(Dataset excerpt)
# # #

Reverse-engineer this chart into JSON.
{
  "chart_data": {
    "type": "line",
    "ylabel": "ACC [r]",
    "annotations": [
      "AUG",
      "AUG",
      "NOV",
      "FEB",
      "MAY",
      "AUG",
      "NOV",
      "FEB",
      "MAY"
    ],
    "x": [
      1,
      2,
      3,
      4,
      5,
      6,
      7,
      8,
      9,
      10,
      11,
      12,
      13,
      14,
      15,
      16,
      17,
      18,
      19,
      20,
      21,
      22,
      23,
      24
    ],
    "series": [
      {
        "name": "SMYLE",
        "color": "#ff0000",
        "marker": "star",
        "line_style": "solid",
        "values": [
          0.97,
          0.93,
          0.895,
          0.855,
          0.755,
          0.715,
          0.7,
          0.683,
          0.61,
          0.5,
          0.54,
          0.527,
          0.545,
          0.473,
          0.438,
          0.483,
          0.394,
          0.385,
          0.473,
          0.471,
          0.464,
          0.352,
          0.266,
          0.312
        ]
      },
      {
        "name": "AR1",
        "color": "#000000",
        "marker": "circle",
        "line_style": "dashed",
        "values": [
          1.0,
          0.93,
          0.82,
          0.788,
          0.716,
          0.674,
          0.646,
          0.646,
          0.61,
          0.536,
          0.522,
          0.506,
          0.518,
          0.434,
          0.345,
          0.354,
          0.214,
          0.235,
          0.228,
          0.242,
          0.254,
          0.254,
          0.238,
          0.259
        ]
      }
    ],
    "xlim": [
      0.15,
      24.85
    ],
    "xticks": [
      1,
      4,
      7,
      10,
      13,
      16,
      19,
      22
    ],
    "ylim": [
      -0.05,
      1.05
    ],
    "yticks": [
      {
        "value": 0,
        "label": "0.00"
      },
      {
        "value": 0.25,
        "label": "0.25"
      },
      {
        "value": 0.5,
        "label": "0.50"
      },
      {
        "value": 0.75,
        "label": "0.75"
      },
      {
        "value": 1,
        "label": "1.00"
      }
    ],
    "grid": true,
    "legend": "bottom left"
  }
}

# # #

Exactly as they are written, print the entries again.

Worked solution:
Reverse-engineer this chart into JSON.
{
  "chart_data": {
    "type": "line",
    "ylabel": "ACC [r]",
    "annotations": [
      "AUG",
      "AUG",
      "NOV",
      "FEB",
      "MAY",
      "AUG",
      "NOV",
      "FEB",
      "MAY"
    ],
    "x": [
      1,
      2,
      3,
      4,
      5,
      6,
      7,
      8,
      9,
      10,
      11,
      12,
      13,
      14,
      15,
      16,
      17,
      18,
      19,
      20,
      21,
      22,
      23,
      24
    ],
    "series": [
      {
        "name": "SMYLE",
        "color": "#ff0000",
        "marker": "star",
        "line_style": "solid",
        "values": [
          0.97,
          0.93,
          0.895,
          0.855,
          0.755,
          0.715,
          0.7,
          0.683,
          0.61,
          0.5,
          0.54,
          0.527,
          0.545,
          0.473,
          0.438,
          0.483,
          0.394,
          0.385,
          0.473,
          0.471,
          0.464,
          0.352,
          0.266,
          0.312
        ]
      },
      {
        "name": "AR1",
        "color": "#000000",
        "marker": "circle",
        "line_style": "dashed",
        "values": [
          1.0,
          0.93,
          0.82,
          0.788,
          0.716,
          0.674,
          0.646,
          0.646,
          0.61,
          0.536,
          0.522,
          0.506,
          0.518,
          0.434,
          0.345,
          0.354,
          0.214,
          0.235,
          0.228,
          0.242,
          0.254,
          0.254,
          0.238,
          0.259
        ]
      }
    ],
    "xlim": [
      0.15,
      24.85
    ],
    "xticks": [
      1,
      4,
      7,
      10,
      13,
      16,
      19,
      22
    ],
    "ylim": [
      -0.05,
      1.05
    ],
    "yticks": [
      {
        "value": 0,
        "label": "0.00"
      },
      {
        "value": 0.25,
        "label": "0.25"
      },
      {
        "value": 0.5,
        "label": "0.50"
      },
      {
        "value": 0.75,
        "label": "0.75"
      },
      {
        "value": 1,
        "label": "1.00"
      }
    ],
    "grid": true,
    "legend": "bottom left"
  }
}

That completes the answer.